# [Your instructions]
Reproduce the records that follow in full, excluding any picture they contain.

***

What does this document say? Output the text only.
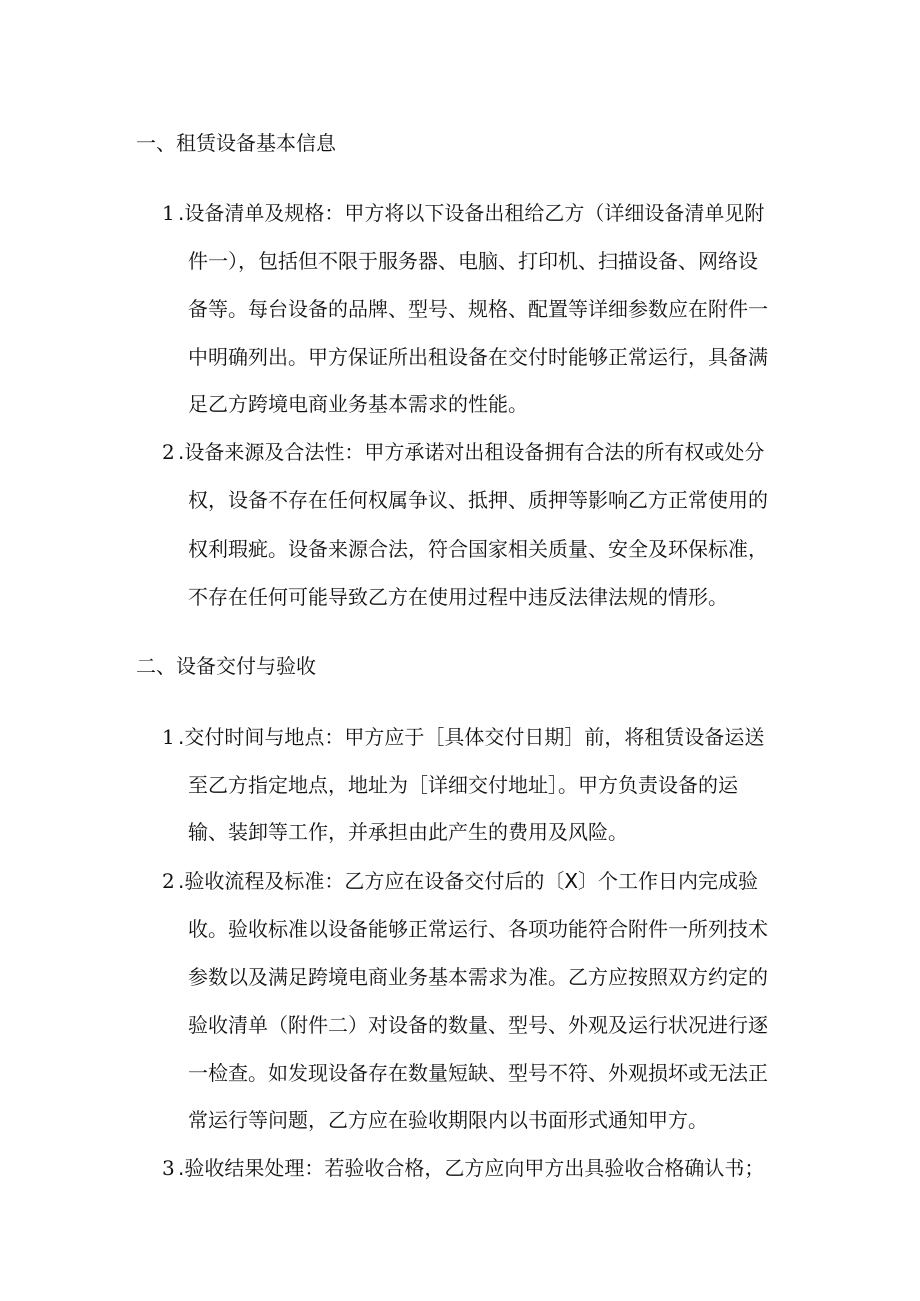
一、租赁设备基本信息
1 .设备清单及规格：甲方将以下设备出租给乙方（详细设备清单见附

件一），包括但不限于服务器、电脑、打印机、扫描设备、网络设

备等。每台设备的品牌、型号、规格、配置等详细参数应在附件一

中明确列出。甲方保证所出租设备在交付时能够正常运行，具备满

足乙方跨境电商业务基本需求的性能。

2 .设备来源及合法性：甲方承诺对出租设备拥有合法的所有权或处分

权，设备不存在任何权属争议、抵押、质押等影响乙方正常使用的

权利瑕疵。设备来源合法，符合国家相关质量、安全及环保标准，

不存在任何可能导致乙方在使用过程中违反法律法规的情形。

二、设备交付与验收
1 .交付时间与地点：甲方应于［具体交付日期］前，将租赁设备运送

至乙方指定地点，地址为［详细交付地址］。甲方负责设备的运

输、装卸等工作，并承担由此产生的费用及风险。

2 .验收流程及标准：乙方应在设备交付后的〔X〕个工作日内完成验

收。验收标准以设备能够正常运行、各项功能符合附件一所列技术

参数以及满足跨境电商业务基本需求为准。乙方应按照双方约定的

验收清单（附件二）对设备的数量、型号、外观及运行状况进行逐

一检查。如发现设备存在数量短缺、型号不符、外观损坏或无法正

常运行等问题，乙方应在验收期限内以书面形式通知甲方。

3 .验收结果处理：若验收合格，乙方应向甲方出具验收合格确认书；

***

# [Written answer]
What does this document say? Output the text only.
一、租赁设备基本信息
1 .设备清单及规格：甲方将以下设备出租给乙方（详细设备清单见附

件一），包括但不限于服务器、电脑、打印机、扫描设备、网络设

备等。每台设备的品牌、型号、规格、配置等详细参数应在附件一

中明确列出。甲方保证所出租设备在交付时能够正常运行，具备满

足乙方跨境电商业务基本需求的性能。

2 .设备来源及合法性：甲方承诺对出租设备拥有合法的所有权或处分

权，设备不存在任何权属争议、抵押、质押等影响乙方正常使用的

权利瑕疵。设备来源合法，符合国家相关质量、安全及环保标准，

不存在任何可能导致乙方在使用过程中违反法律法规的情形。

二、设备交付与验收
1 .交付时间与地点：甲方应于［具体交付日期］前，将租赁设备运送

至乙方指定地点，地址为［详细交付地址］。甲方负责设备的运

输、装卸等工作，并承担由此产生的费用及风险。

2 .验收流程及标准：乙方应在设备交付后的〔X〕个工作日内完成验

收。验收标准以设备能够正常运行、各项功能符合附件一所列技术

参数以及满足跨境电商业务基本需求为准。乙方应按照双方约定的

验收清单（附件二）对设备的数量、型号、外观及运行状况进行逐

一检查。如发现设备存在数量短缺、型号不符、外观损坏或无法正

常运行等问题，乙方应在验收期限内以书面形式通知甲方。

3 .验收结果处理：若验收合格，乙方应向甲方出具验收合格确认书；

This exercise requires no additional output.